Compute how many lines in the entries below contain "found", and output nothing but the number.

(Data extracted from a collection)
►

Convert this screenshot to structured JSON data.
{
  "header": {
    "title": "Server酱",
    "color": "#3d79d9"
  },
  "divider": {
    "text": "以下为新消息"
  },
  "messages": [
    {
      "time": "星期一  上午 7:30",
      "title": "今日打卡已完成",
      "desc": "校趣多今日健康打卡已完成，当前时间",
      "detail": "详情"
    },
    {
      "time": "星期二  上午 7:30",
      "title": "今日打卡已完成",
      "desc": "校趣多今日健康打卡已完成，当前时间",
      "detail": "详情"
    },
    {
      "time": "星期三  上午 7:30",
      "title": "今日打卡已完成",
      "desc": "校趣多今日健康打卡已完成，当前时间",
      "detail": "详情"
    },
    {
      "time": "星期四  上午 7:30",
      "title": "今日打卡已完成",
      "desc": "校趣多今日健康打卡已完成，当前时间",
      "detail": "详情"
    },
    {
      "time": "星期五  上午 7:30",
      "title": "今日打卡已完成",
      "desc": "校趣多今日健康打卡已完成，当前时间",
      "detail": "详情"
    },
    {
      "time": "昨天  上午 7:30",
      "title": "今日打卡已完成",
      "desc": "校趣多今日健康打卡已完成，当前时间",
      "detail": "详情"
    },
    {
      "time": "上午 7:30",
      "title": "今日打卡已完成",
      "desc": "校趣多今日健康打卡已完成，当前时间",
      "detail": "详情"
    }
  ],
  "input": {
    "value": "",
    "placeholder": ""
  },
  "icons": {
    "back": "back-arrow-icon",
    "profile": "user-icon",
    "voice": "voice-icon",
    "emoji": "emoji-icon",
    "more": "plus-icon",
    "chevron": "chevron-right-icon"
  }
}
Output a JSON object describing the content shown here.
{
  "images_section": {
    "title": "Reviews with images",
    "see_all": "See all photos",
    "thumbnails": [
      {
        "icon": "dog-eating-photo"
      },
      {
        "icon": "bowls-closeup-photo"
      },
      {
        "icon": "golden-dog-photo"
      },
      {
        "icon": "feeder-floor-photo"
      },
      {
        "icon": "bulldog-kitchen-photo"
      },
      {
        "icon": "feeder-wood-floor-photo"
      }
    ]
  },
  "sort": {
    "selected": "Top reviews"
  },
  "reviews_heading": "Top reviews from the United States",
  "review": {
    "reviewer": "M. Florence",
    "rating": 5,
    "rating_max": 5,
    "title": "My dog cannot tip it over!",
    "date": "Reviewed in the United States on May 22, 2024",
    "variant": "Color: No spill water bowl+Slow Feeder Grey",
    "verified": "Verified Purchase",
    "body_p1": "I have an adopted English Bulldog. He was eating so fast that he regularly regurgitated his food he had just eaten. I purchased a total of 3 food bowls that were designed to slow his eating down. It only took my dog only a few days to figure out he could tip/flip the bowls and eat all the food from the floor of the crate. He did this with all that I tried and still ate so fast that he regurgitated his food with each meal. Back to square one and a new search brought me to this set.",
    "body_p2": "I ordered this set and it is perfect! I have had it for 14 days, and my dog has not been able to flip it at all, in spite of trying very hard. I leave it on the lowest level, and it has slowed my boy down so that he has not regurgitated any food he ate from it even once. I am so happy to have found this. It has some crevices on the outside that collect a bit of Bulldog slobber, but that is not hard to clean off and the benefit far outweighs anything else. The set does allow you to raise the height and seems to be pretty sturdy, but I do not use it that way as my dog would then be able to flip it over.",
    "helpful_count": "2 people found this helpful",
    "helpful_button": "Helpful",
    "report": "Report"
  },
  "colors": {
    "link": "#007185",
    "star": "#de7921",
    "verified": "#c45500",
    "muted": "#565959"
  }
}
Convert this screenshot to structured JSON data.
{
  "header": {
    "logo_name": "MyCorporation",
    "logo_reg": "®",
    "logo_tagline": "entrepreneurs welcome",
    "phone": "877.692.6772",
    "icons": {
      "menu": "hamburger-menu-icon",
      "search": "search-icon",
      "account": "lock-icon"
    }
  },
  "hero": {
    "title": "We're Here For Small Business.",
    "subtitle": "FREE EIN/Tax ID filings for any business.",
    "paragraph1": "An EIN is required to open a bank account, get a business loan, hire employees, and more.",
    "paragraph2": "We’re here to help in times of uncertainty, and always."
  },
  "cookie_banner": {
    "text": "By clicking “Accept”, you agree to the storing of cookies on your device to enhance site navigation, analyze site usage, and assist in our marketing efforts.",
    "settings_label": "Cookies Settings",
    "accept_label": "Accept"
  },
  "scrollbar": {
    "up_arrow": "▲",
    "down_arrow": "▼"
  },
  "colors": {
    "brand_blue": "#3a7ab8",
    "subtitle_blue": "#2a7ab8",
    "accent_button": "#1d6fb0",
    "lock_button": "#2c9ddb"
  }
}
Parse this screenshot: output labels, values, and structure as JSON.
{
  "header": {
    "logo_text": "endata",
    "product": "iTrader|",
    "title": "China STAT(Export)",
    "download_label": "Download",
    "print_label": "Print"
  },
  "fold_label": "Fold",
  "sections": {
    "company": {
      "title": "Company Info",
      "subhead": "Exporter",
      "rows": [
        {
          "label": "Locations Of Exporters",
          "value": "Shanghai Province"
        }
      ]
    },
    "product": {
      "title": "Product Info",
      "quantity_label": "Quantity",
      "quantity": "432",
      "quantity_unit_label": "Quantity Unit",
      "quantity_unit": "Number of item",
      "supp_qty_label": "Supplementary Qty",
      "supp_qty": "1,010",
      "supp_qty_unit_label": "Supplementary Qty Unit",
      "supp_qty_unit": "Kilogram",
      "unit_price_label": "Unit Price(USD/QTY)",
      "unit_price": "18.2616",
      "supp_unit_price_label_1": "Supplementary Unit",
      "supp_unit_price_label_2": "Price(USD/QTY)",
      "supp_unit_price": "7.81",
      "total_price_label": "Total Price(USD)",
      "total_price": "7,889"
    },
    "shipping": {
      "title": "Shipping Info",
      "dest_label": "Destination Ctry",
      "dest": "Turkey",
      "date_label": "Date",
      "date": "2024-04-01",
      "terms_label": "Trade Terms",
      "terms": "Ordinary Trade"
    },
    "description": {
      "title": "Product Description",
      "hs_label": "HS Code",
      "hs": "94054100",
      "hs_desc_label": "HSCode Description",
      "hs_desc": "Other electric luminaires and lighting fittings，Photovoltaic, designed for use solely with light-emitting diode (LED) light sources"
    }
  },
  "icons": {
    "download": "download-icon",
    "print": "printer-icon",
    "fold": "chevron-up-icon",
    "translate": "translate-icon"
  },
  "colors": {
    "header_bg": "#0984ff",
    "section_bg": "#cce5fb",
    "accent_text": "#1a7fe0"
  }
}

◄

Exercise output :: 2